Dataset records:
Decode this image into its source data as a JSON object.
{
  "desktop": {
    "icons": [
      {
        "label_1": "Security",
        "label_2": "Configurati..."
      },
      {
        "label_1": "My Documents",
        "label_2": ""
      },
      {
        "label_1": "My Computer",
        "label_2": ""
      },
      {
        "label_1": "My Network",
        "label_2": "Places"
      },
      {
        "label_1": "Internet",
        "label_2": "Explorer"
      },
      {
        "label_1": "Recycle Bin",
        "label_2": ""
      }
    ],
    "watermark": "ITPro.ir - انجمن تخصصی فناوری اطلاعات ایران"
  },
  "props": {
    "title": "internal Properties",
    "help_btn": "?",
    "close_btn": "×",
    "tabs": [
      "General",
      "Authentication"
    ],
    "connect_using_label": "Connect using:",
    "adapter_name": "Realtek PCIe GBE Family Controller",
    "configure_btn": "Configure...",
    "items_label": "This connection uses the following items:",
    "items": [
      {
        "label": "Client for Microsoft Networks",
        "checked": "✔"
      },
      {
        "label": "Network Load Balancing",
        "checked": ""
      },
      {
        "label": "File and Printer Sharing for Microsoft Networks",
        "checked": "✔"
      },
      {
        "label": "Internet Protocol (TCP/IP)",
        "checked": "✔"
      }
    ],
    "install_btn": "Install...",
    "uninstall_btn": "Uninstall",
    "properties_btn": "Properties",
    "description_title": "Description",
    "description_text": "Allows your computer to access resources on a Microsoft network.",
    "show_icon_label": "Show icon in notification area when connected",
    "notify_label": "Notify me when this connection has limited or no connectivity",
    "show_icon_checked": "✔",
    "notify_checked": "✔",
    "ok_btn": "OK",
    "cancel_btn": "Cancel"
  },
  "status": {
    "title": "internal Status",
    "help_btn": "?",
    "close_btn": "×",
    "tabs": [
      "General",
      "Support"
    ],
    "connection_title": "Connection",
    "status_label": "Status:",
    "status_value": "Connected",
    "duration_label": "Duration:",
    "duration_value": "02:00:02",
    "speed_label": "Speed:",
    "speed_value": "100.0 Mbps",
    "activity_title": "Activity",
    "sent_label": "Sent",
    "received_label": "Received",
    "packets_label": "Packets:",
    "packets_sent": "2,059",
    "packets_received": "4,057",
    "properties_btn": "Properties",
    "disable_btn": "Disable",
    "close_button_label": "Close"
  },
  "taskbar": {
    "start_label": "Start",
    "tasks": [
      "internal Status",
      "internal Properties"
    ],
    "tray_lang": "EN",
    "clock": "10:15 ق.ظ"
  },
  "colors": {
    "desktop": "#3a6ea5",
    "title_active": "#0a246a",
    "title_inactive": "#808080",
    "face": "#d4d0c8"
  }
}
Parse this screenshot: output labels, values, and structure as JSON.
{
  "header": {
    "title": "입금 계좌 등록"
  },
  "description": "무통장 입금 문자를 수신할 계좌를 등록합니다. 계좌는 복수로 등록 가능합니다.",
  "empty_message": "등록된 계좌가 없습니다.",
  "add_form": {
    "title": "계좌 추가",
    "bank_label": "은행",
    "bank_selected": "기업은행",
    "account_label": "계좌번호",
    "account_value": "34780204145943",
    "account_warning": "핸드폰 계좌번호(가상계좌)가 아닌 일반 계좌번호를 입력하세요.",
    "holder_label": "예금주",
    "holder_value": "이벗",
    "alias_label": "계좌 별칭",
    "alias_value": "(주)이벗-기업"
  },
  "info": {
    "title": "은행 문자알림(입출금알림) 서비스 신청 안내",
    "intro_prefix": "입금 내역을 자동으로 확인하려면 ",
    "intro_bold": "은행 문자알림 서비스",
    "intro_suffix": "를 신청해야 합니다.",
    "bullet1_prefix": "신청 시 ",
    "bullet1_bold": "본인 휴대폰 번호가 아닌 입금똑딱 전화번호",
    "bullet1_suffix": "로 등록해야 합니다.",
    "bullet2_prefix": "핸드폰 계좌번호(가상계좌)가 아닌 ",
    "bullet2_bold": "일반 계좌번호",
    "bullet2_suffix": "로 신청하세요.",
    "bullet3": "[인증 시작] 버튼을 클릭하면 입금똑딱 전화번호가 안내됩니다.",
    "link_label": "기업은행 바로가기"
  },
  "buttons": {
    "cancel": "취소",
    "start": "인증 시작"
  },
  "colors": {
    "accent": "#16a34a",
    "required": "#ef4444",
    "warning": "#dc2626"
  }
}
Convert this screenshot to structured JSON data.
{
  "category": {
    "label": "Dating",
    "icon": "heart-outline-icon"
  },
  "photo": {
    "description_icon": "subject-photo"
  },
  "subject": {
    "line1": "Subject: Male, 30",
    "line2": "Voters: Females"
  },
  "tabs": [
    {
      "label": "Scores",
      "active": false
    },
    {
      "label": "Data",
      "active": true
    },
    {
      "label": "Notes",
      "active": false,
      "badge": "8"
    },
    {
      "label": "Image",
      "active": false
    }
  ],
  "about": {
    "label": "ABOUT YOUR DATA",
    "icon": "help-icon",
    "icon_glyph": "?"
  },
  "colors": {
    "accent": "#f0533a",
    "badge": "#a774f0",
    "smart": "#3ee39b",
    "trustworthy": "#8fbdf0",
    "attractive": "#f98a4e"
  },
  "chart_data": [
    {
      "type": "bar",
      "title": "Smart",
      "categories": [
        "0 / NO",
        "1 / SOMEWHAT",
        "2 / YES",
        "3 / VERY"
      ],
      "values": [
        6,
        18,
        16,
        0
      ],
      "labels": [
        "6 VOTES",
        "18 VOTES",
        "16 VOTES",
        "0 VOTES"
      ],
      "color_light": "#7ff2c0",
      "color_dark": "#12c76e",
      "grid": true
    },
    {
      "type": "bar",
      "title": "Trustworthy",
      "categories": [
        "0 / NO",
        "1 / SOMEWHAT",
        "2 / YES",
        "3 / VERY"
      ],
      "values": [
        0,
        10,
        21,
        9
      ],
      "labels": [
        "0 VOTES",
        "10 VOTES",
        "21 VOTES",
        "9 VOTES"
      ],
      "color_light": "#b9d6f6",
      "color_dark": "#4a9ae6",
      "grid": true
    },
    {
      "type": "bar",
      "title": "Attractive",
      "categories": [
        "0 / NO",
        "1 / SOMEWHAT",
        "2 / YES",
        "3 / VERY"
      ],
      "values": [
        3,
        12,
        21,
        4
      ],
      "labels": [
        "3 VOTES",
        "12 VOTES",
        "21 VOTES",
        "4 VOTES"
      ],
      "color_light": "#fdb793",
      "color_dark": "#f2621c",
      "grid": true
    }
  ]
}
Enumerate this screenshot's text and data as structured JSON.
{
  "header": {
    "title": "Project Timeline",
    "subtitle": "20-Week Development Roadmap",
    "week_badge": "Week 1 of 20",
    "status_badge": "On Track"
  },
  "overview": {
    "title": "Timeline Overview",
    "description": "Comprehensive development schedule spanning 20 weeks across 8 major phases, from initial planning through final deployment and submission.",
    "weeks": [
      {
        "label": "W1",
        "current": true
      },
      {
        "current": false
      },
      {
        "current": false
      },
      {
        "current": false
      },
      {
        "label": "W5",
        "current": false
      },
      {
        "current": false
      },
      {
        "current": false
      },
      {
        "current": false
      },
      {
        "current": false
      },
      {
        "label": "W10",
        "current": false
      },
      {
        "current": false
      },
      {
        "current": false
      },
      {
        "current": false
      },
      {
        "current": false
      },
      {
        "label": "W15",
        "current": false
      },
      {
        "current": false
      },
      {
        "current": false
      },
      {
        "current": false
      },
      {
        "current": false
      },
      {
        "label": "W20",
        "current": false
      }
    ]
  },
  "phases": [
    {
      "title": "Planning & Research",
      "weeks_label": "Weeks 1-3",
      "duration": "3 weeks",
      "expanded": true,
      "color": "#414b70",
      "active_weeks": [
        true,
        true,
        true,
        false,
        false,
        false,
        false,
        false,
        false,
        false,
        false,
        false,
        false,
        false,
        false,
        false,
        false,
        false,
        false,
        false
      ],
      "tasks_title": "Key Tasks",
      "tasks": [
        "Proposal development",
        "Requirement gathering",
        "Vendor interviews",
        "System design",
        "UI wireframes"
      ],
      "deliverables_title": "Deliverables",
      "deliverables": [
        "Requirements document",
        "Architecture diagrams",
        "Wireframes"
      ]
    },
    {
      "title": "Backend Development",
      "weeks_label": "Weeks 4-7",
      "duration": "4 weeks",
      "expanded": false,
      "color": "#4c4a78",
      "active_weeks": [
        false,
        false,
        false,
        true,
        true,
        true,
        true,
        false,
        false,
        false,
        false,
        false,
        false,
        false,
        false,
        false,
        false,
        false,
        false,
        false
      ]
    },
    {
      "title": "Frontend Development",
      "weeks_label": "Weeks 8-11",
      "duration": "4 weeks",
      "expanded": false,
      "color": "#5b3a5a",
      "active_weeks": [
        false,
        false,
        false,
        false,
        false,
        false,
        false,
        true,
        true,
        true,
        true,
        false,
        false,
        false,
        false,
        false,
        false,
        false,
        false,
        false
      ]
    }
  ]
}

WORK TO BE COMPLETED -
What is the number of lines in the data holding the word "Networks"? Reply with that number only.

EXERCISE RESULT -
2